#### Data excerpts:
** Start **

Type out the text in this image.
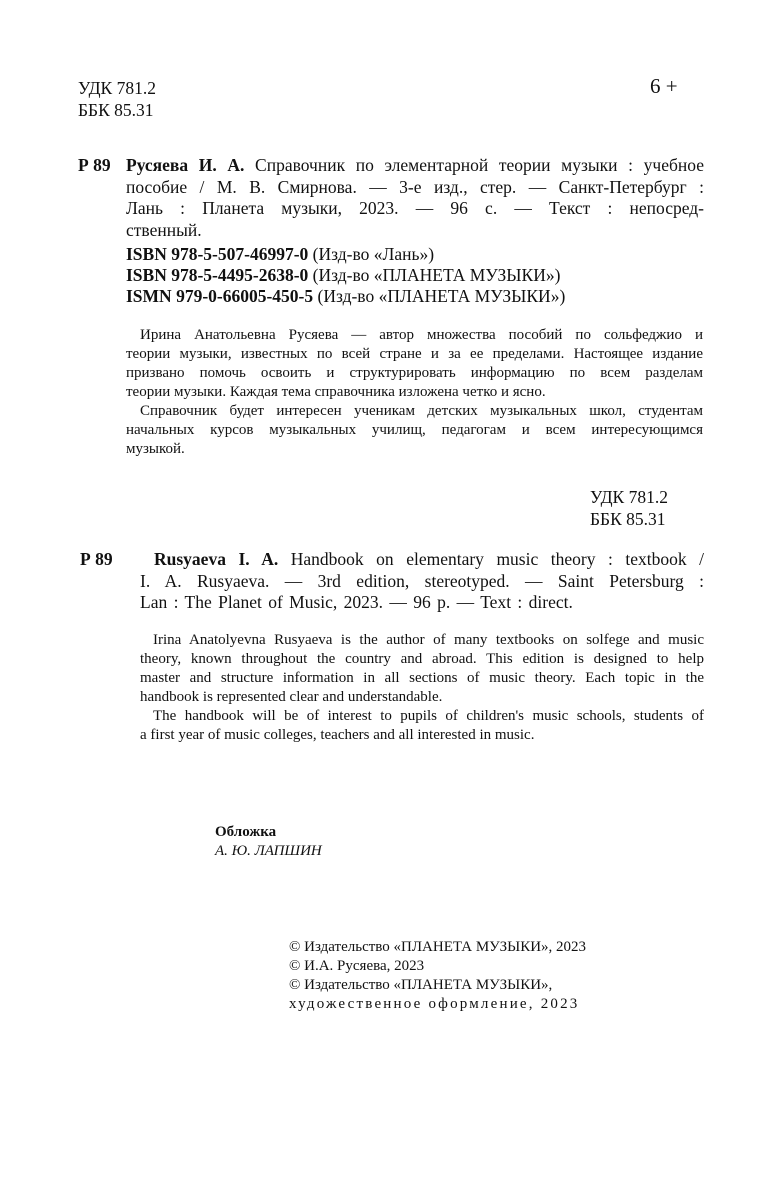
УДК 781.2
ББК 85.31
6 +
Р 89 Русяева И. А. Справочник по элементарной теории музыки : учебное
пособие / М. В. Смирнова. — 3-е изд., стер. — Санкт-Петербург :
Лань : Планета музыки, 2023. — 96 с. — Текст : непосред-
ственный.
ISBN 978-5-507-46997-0 (Изд-во «Лань»)
ISBN 978-5-4495-2638-0 (Изд-во «ПЛАНЕТА МУЗЫКИ»)
ISMN 979-0-66005-450-5 (Изд-во «ПЛАНЕТА МУЗЫКИ»)
Ирина Анатольевна Русяева — автор множества пособий по сольфеджио и
теории музыки, известных по всей стране и за ее пределами. Настоящее издание
призвано помочь освоить и структурировать информацию по всем разделам
теории музыки. Каждая тема справочника изложена четко и ясно.
Справочник будет интересен ученикам детских музыкальных школ, студентам
начальных курсов музыкальных училищ, педагогам и всем интересующимся
музыкой.
УДК 781.2
ББК 85.31
Р 89	Rusyaeva I. A. Handbook on elementary music theory : textbook /
I. A. Rusyaeva. — 3rd edition, stereotyped. — Saint Petersburg :
Lan : The Planet of Music, 2023. — 96 p. — Text : direct.
Irina Anatolyevna Rusyaeva is the author of many textbooks on solfege and music
theory, known throughout the country and abroad. This edition is designed to help
master and structure information in all sections of music theory. Each topic in the
handbook is represented clear and understandable.
The handbook will be of interest to pupils of children's music schools, students of
a first year of music colleges, teachers and all interested in music.
Обложка
А. Ю. ЛАПШИН
© Издательство «ПЛАНЕТА МУЗЫКИ», 2023
© И.А. Русяева, 2023
© Издательство «ПЛАНЕТА МУЗЫКИ»,
художественное оформление, 2023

** End **

#### WHAT THE TASK REQUIRES:
Leave out the pictures and print every line of the data exactly.

#### WRITTEN REPLY:
Type out the text in this image.
УДК 781.2
ББК 85.31
6 +
Р 89 Русяева И. А. Справочник по элементарной теории музыки : учебное
пособие / М. В. Смирнова. — 3-е изд., стер. — Санкт-Петербург :
Лань : Планета музыки, 2023. — 96 с. — Текст : непосред-
ственный.
ISBN 978-5-507-46997-0 (Изд-во «Лань»)
ISBN 978-5-4495-2638-0 (Изд-во «ПЛАНЕТА МУЗЫКИ»)
ISMN 979-0-66005-450-5 (Изд-во «ПЛАНЕТА МУЗЫКИ»)
Ирина Анатольевна Русяева — автор множества пособий по сольфеджио и
теории музыки, известных по всей стране и за ее пределами. Настоящее издание
призвано помочь освоить и структурировать информацию по всем разделам
теории музыки. Каждая тема справочника изложена четко и ясно.
Справочник будет интересен ученикам детских музыкальных школ, студентам
начальных курсов музыкальных училищ, педагогам и всем интересующимся
музыкой.
УДК 781.2
ББК 85.31
Р 89	Rusyaeva I. A. Handbook on elementary music theory : textbook /
I. A. Rusyaeva. — 3rd edition, stereotyped. — Saint Petersburg :
Lan : The Planet of Music, 2023. — 96 p. — Text : direct.
Irina Anatolyevna Rusyaeva is the author of many textbooks on solfege and music
theory, known throughout the country and abroad. This edition is designed to help
master and structure information in all sections of music theory. Each topic in the
handbook is represented clear and understandable.
The handbook will be of interest to pupils of children's music schools, students of
a first year of music colleges, teachers and all interested in music.
Обложка
А. Ю. ЛАПШИН
© Издательство «ПЛАНЕТА МУЗЫКИ», 2023
© И.А. Русяева, 2023
© Издательство «ПЛАНЕТА МУЗЫКИ»,
художественное оформление, 2023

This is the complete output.